** Exercise description **
In your copy, include every line of the listing below exactly but none of the pictures.

** Excerpted records **
• • • • • • •

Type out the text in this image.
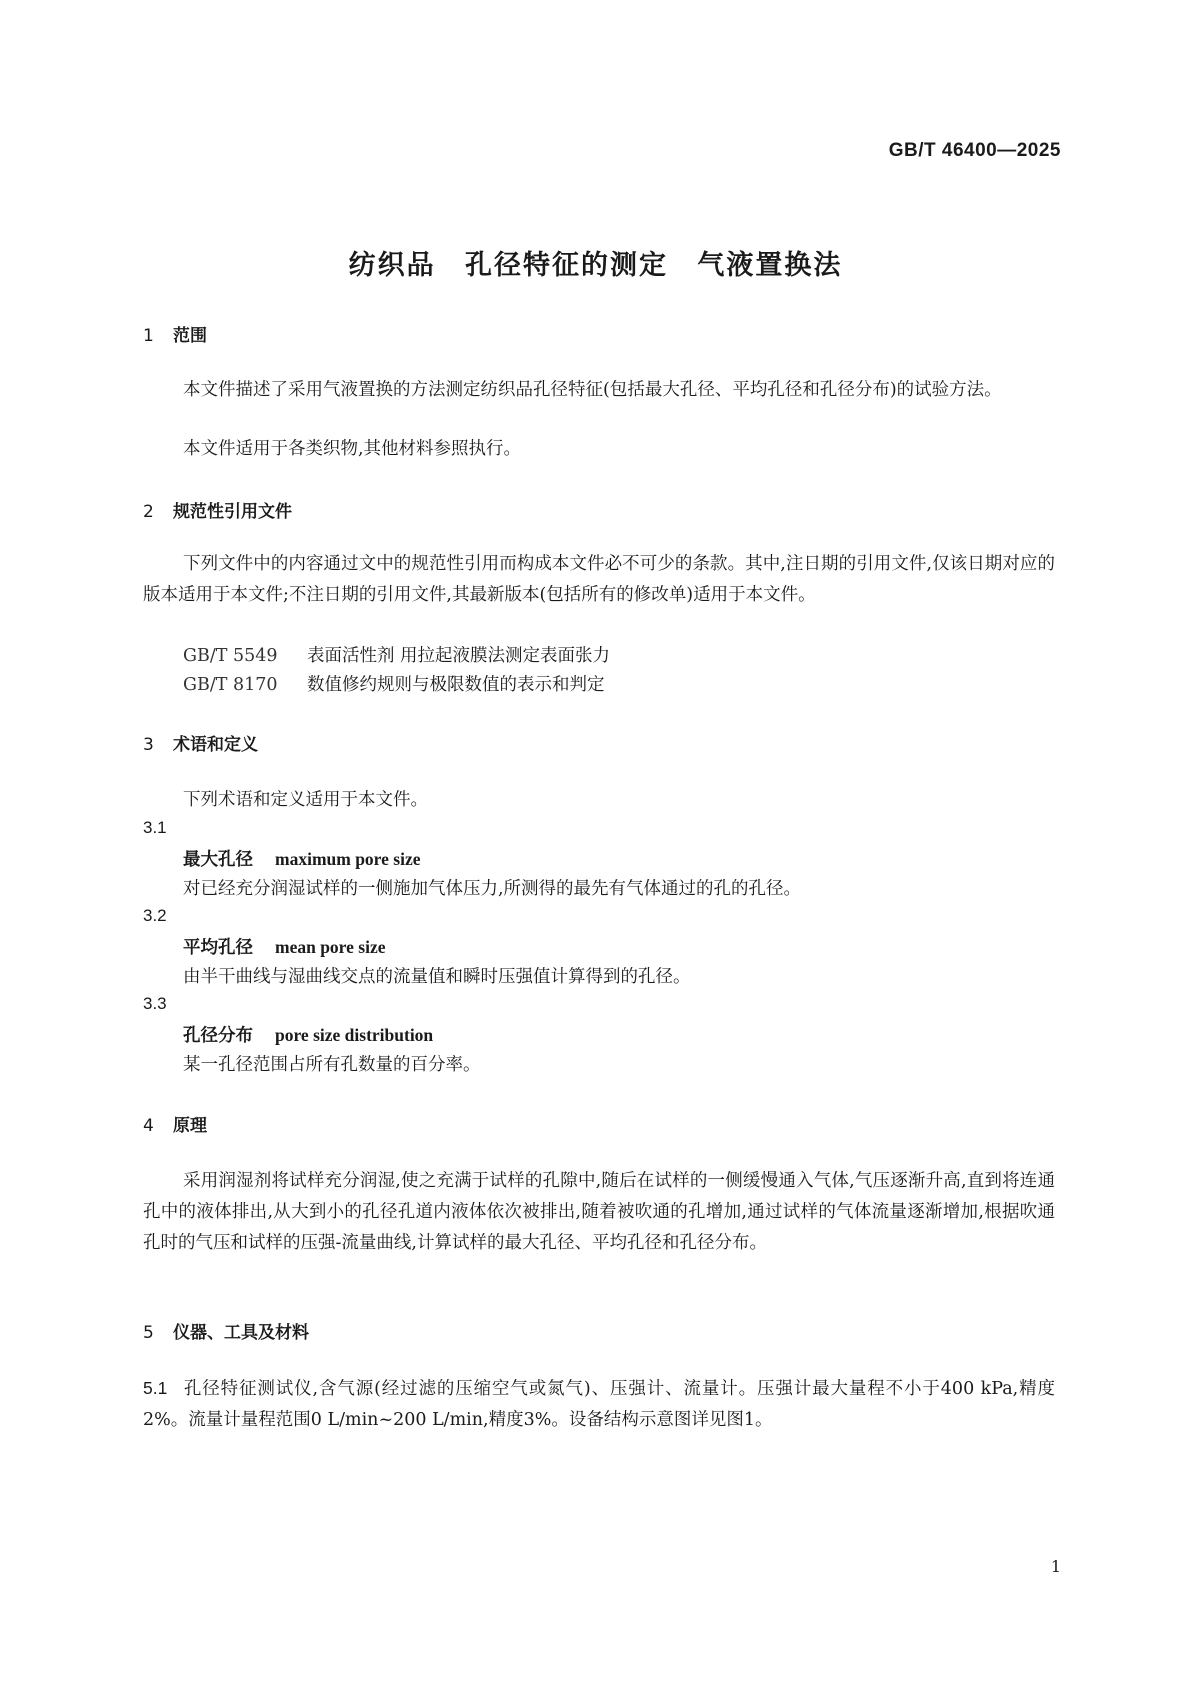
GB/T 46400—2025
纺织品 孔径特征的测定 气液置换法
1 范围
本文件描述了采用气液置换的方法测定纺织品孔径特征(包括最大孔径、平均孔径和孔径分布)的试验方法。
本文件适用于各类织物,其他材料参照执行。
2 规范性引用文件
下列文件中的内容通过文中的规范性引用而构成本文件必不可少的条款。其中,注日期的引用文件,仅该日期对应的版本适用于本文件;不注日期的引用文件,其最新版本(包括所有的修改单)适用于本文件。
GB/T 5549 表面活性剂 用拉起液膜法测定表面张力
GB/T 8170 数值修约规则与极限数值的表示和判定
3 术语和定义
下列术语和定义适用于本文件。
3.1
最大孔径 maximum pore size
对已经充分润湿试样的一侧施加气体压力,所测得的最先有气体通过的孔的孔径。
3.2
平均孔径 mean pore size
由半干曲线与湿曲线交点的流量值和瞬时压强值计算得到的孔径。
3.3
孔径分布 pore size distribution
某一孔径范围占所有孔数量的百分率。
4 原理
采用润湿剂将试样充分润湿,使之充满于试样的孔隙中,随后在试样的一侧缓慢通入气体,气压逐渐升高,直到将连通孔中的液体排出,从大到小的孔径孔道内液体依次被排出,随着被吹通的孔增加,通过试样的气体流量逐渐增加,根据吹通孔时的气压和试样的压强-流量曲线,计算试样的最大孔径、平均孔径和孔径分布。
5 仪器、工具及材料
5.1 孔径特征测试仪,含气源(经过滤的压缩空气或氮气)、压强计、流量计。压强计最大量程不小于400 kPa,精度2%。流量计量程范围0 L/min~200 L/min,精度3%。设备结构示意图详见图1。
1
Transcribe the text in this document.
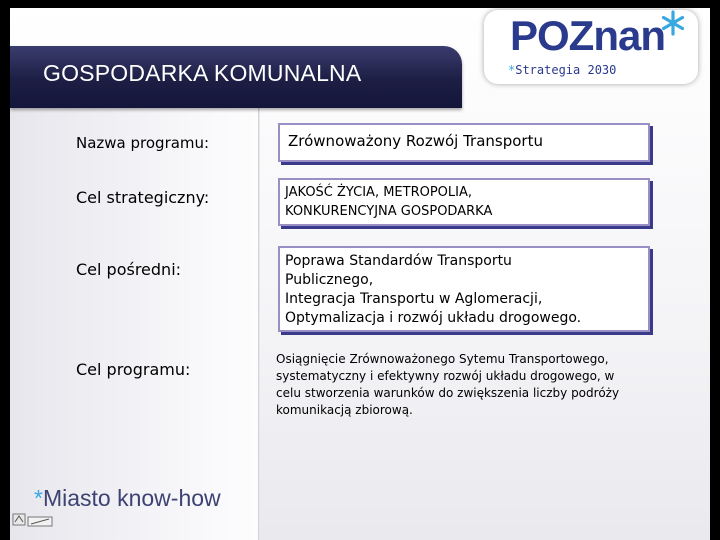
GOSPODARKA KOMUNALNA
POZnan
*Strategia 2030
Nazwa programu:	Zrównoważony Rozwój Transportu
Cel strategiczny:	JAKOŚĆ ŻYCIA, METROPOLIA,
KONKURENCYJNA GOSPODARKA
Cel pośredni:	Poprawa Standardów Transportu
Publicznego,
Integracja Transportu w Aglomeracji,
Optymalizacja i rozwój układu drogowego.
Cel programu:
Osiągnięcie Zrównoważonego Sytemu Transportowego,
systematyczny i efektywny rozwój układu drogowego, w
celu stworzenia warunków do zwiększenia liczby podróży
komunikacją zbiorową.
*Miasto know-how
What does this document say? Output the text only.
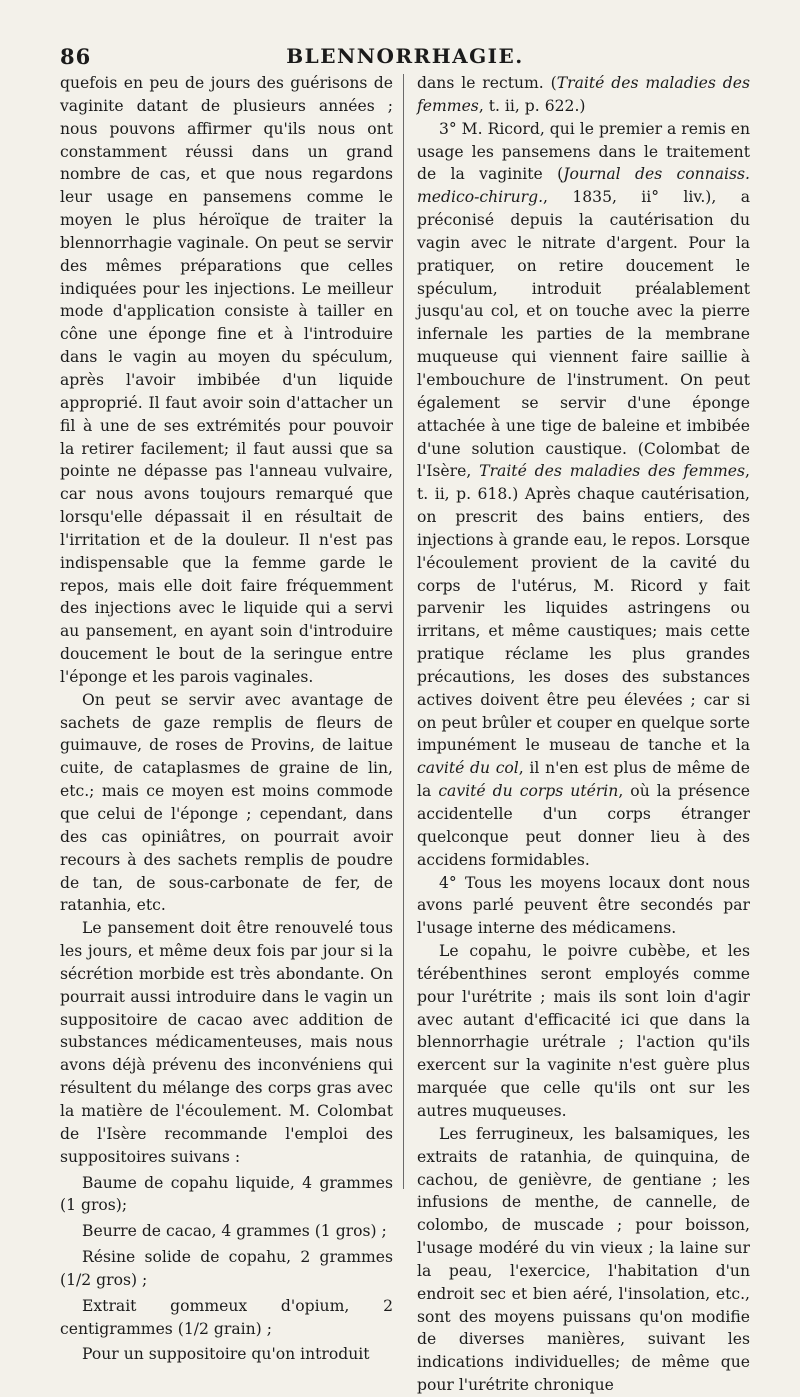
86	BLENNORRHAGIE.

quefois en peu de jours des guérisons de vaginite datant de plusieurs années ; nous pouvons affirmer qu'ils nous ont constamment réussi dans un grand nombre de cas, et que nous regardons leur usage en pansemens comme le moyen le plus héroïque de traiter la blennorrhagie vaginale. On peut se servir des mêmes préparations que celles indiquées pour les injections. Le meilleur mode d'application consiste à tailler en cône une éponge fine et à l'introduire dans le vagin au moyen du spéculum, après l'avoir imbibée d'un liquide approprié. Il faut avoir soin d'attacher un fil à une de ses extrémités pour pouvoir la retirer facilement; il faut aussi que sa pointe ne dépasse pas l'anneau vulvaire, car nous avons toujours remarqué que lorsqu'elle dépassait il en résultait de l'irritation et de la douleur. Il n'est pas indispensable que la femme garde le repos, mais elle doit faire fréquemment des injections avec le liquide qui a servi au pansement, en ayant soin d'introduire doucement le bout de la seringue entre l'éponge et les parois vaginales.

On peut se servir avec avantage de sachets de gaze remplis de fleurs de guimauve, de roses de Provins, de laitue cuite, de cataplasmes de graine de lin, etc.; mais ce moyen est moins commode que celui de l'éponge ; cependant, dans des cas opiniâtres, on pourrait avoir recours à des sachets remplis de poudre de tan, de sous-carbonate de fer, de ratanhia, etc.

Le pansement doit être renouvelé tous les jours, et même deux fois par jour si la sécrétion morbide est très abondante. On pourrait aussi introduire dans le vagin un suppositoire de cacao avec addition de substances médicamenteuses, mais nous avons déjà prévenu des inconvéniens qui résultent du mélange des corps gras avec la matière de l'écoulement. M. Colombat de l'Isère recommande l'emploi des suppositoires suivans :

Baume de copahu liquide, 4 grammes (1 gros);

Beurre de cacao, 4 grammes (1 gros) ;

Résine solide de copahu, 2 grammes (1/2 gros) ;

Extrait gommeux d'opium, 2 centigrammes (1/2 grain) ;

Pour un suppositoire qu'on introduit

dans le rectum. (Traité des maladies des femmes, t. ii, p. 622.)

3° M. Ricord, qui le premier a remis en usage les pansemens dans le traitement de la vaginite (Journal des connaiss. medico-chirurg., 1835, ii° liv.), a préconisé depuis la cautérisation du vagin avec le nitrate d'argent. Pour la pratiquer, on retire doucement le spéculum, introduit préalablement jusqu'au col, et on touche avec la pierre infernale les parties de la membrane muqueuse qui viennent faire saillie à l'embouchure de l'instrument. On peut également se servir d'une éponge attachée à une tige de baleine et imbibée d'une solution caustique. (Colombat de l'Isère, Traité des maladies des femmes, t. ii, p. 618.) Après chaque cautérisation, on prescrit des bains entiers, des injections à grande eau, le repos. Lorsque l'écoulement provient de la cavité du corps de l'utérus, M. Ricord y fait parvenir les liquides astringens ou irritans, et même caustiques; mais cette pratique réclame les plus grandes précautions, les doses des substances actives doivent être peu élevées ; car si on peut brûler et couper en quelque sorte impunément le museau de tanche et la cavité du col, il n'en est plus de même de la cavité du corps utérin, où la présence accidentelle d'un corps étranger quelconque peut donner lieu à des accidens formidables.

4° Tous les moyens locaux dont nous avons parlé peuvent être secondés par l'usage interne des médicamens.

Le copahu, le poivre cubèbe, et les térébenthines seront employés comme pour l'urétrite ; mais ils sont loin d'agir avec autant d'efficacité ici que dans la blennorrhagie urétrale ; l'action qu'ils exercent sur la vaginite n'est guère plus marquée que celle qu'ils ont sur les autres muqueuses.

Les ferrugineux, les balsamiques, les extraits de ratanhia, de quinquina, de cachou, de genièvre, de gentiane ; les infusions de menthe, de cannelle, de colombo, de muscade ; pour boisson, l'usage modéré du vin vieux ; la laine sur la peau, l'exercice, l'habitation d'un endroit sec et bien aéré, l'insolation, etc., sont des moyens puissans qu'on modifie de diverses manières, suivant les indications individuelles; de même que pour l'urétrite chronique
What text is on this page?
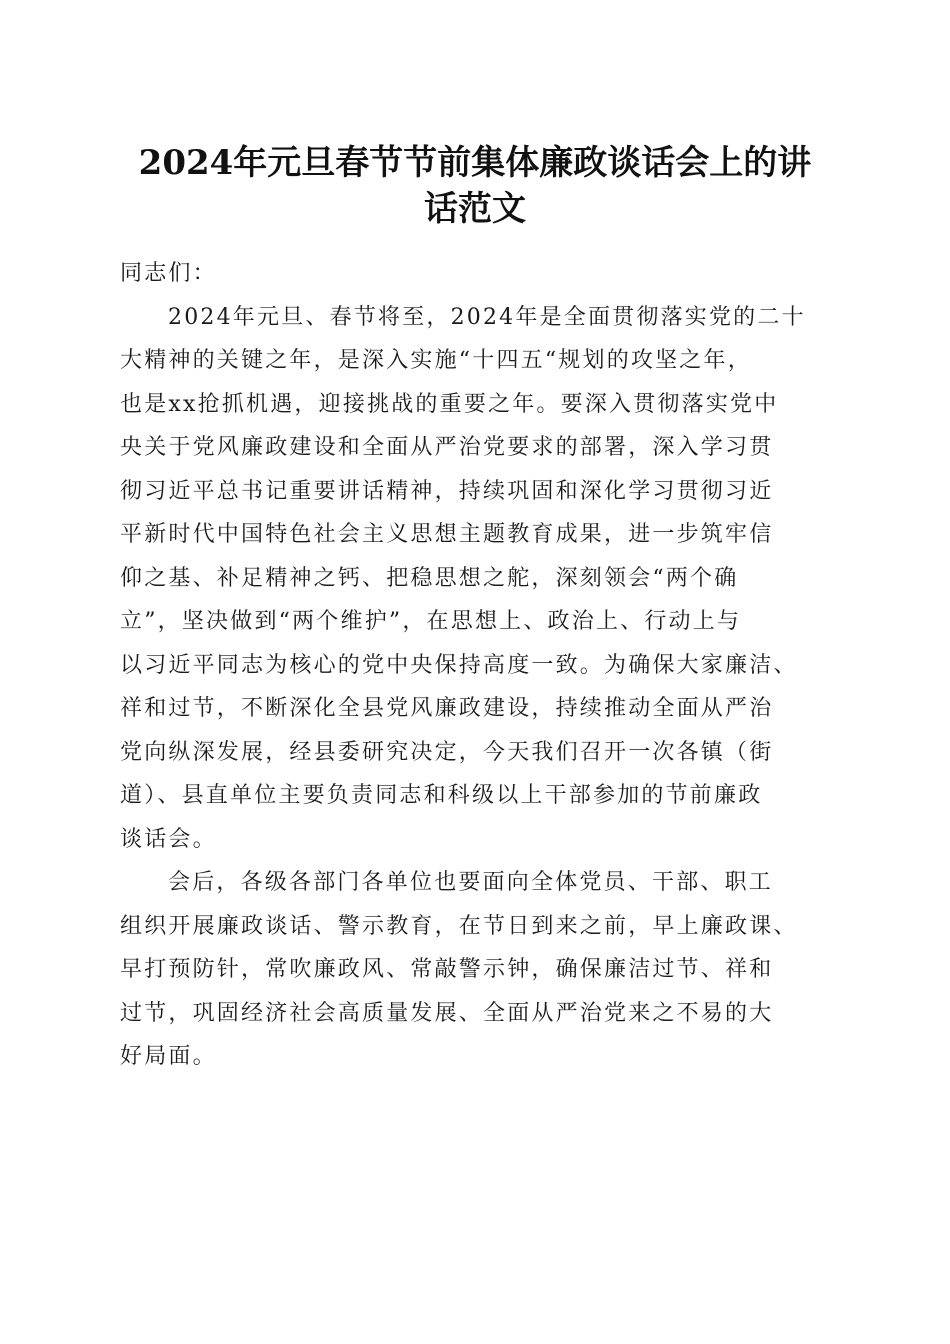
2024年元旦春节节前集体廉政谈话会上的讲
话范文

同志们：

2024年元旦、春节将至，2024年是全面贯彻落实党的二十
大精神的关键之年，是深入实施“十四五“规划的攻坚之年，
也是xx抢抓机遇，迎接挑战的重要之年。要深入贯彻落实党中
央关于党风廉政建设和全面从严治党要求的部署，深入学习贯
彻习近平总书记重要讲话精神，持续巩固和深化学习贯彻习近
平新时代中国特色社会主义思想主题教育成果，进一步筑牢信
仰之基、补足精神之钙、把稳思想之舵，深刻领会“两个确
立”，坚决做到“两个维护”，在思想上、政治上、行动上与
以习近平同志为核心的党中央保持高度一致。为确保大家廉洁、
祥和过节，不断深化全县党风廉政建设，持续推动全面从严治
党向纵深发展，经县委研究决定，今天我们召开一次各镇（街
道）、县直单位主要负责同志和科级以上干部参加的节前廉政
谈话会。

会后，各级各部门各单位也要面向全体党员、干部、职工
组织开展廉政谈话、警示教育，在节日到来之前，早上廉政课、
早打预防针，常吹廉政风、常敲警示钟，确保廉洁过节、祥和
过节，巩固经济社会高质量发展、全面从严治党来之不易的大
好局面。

• • • • • • •

** Solution below **
Type out the text in this image.
GB/T 46400—2025
纺织品 孔径特征的测定 气液置换法
1 范围
本文件描述了采用气液置换的方法测定纺织品孔径特征(包括最大孔径、平均孔径和孔径分布)的试验方法。
本文件适用于各类织物,其他材料参照执行。
2 规范性引用文件
下列文件中的内容通过文中的规范性引用而构成本文件必不可少的条款。其中,注日期的引用文件,仅该日期对应的版本适用于本文件;不注日期的引用文件,其最新版本(包括所有的修改单)适用于本文件。
GB/T 5549 表面活性剂 用拉起液膜法测定表面张力
GB/T 8170 数值修约规则与极限数值的表示和判定
3 术语和定义
下列术语和定义适用于本文件。
3.1
最大孔径 maximum pore size
对已经充分润湿试样的一侧施加气体压力,所测得的最先有气体通过的孔的孔径。
3.2
平均孔径 mean pore size
由半干曲线与湿曲线交点的流量值和瞬时压强值计算得到的孔径。
3.3
孔径分布 pore size distribution
某一孔径范围占所有孔数量的百分率。
4 原理
采用润湿剂将试样充分润湿,使之充满于试样的孔隙中,随后在试样的一侧缓慢通入气体,气压逐渐升高,直到将连通孔中的液体排出,从大到小的孔径孔道内液体依次被排出,随着被吹通的孔增加,通过试样的气体流量逐渐增加,根据吹通孔时的气压和试样的压强-流量曲线,计算试样的最大孔径、平均孔径和孔径分布。
5 仪器、工具及材料
5.1 孔径特征测试仪,含气源(经过滤的压缩空气或氮气)、压强计、流量计。压强计最大量程不小于400 kPa,精度2%。流量计量程范围0 L/min~200 L/min,精度3%。设备结构示意图详见图1。
1
Transcribe the text in this document.
GOSPODARKA KOMUNALNA
POZnan
*Strategia 2030
Nazwa programu:	Zrównoważony Rozwój Transportu
Cel strategiczny:	JAKOŚĆ ŻYCIA, METROPOLIA,
KONKURENCYJNA GOSPODARKA
Cel pośredni:	Poprawa Standardów Transportu
Publicznego,
Integracja Transportu w Aglomeracji,
Optymalizacja i rozwój układu drogowego.
Cel programu:
Osiągnięcie Zrównoważonego Sytemu Transportowego,
systematyczny i efektywny rozwój układu drogowego, w
celu stworzenia warunków do zwiększenia liczby podróży
komunikacją zbiorową.
*Miasto know-how
What does this document say? Output the text only.
86	BLENNORRHAGIE.

quefois en peu de jours des guérisons de vaginite datant de plusieurs années ; nous pouvons affirmer qu'ils nous ont constamment réussi dans un grand nombre de cas, et que nous regardons leur usage en pansemens comme le moyen le plus héroïque de traiter la blennorrhagie vaginale. On peut se servir des mêmes préparations que celles indiquées pour les injections. Le meilleur mode d'application consiste à tailler en cône une éponge fine et à l'introduire dans le vagin au moyen du spéculum, après l'avoir imbibée d'un liquide approprié. Il faut avoir soin d'attacher un fil à une de ses extrémités pour pouvoir la retirer facilement; il faut aussi que sa pointe ne dépasse pas l'anneau vulvaire, car nous avons toujours remarqué que lorsqu'elle dépassait il en résultait de l'irritation et de la douleur. Il n'est pas indispensable que la femme garde le repos, mais elle doit faire fréquemment des injections avec le liquide qui a servi au pansement, en ayant soin d'introduire doucement le bout de la seringue entre l'éponge et les parois vaginales.

On peut se servir avec avantage de sachets de gaze remplis de fleurs de guimauve, de roses de Provins, de laitue cuite, de cataplasmes de graine de lin, etc.; mais ce moyen est moins commode que celui de l'éponge ; cependant, dans des cas opiniâtres, on pourrait avoir recours à des sachets remplis de poudre de tan, de sous-carbonate de fer, de ratanhia, etc.

Le pansement doit être renouvelé tous les jours, et même deux fois par jour si la sécrétion morbide est très abondante. On pourrait aussi introduire dans le vagin un suppositoire de cacao avec addition de substances médicamenteuses, mais nous avons déjà prévenu des inconvéniens qui résultent du mélange des corps gras avec la matière de l'écoulement. M. Colombat de l'Isère recommande l'emploi des suppositoires suivans :

Baume de copahu liquide, 4 grammes (1 gros);

Beurre de cacao, 4 grammes (1 gros) ;

Résine solide de copahu, 2 grammes (1/2 gros) ;

Extrait gommeux d'opium, 2 centigrammes (1/2 grain) ;

Pour un suppositoire qu'on introduit

dans le rectum. (Traité des maladies des femmes, t. ii, p. 622.)

3° M. Ricord, qui le premier a remis en usage les pansemens dans le traitement de la vaginite (Journal des connaiss. medico-chirurg., 1835, ii° liv.), a préconisé depuis la cautérisation du vagin avec le nitrate d'argent. Pour la pratiquer, on retire doucement le spéculum, introduit préalablement jusqu'au col, et on touche avec la pierre infernale les parties de la membrane muqueuse qui viennent faire saillie à l'embouchure de l'instrument. On peut également se servir d'une éponge attachée à une tige de baleine et imbibée d'une solution caustique. (Colombat de l'Isère, Traité des maladies des femmes, t. ii, p. 618.) Après chaque cautérisation, on prescrit des bains entiers, des injections à grande eau, le repos. Lorsque l'écoulement provient de la cavité du corps de l'utérus, M. Ricord y fait parvenir les liquides astringens ou irritans, et même caustiques; mais cette pratique réclame les plus grandes précautions, les doses des substances actives doivent être peu élevées ; car si on peut brûler et couper en quelque sorte impunément le museau de tanche et la cavité du col, il n'en est plus de même de la cavité du corps utérin, où la présence accidentelle d'un corps étranger quelconque peut donner lieu à des accidens formidables.

4° Tous les moyens locaux dont nous avons parlé peuvent être secondés par l'usage interne des médicamens.

Le copahu, le poivre cubèbe, et les térébenthines seront employés comme pour l'urétrite ; mais ils sont loin d'agir avec autant d'efficacité ici que dans la blennorrhagie urétrale ; l'action qu'ils exercent sur la vaginite n'est guère plus marquée que celle qu'ils ont sur les autres muqueuses.

Les ferrugineux, les balsamiques, les extraits de ratanhia, de quinquina, de cachou, de genièvre, de gentiane ; les infusions de menthe, de cannelle, de colombo, de muscade ; pour boisson, l'usage modéré du vin vieux ; la laine sur la peau, l'exercice, l'habitation d'un endroit sec et bien aéré, l'insolation, etc., sont des moyens puissans qu'on modifie de diverses manières, suivant les indications individuelles; de même que pour l'urétrite chronique
What text is on this page?
2024年元旦春节节前集体廉政谈话会上的讲
话范文

同志们：

2024年元旦、春节将至，2024年是全面贯彻落实党的二十
大精神的关键之年，是深入实施“十四五“规划的攻坚之年，
也是xx抢抓机遇，迎接挑战的重要之年。要深入贯彻落实党中
央关于党风廉政建设和全面从严治党要求的部署，深入学习贯
彻习近平总书记重要讲话精神，持续巩固和深化学习贯彻习近
平新时代中国特色社会主义思想主题教育成果，进一步筑牢信
仰之基、补足精神之钙、把稳思想之舵，深刻领会“两个确
立”，坚决做到“两个维护”，在思想上、政治上、行动上与
以习近平同志为核心的党中央保持高度一致。为确保大家廉洁、
祥和过节，不断深化全县党风廉政建设，持续推动全面从严治
党向纵深发展，经县委研究决定，今天我们召开一次各镇（街
道）、县直单位主要负责同志和科级以上干部参加的节前廉政
谈话会。

会后，各级各部门各单位也要面向全体党员、干部、职工
组织开展廉政谈话、警示教育，在节日到来之前，早上廉政课、
早打预防针，常吹廉政风、常敲警示钟，确保廉洁过节、祥和
过节，巩固经济社会高质量发展、全面从严治党来之不易的大
好局面。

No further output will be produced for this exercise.